### Task goal:
Retype each entry below, keeping every character the same.

### Data to process:
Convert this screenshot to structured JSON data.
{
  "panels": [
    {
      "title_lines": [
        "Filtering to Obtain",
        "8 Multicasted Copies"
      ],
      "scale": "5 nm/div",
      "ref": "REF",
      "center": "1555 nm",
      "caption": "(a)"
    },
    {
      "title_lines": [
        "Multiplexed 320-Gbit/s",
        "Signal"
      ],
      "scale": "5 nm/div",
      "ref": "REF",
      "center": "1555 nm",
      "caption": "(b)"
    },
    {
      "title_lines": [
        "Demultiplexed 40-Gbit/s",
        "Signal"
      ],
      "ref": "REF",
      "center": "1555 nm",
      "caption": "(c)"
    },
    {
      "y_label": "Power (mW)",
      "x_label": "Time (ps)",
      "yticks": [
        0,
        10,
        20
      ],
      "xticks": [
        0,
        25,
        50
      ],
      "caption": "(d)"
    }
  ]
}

### Response:
Convert this screenshot to structured JSON data.
{
  "panels": [
    {
      "title_lines": [
        "Filtering to Obtain",
        "8 Multicasted Copies"
      ],
      "scale": "5 nm/div",
      "ref": "REF",
      "center": "1555 nm",
      "caption": "(a)"
    },
    {
      "title_lines": [
        "Multiplexed 320-Gbit/s",
        "Signal"
      ],
      "scale": "5 nm/div",
      "ref": "REF",
      "center": "1555 nm",
      "caption": "(b)"
    },
    {
      "title_lines": [
        "Demultiplexed 40-Gbit/s",
        "Signal"
      ],
      "ref": "REF",
      "center": "1555 nm",
      "caption": "(c)"
    },
    {
      "y_label": "Power (mW)",
      "x_label": "Time (ps)",
      "yticks": [
        0,
        10,
        20
      ],
      "xticks": [
        0,
        25,
        50
      ],
      "caption": "(d)"
    }
  ]
}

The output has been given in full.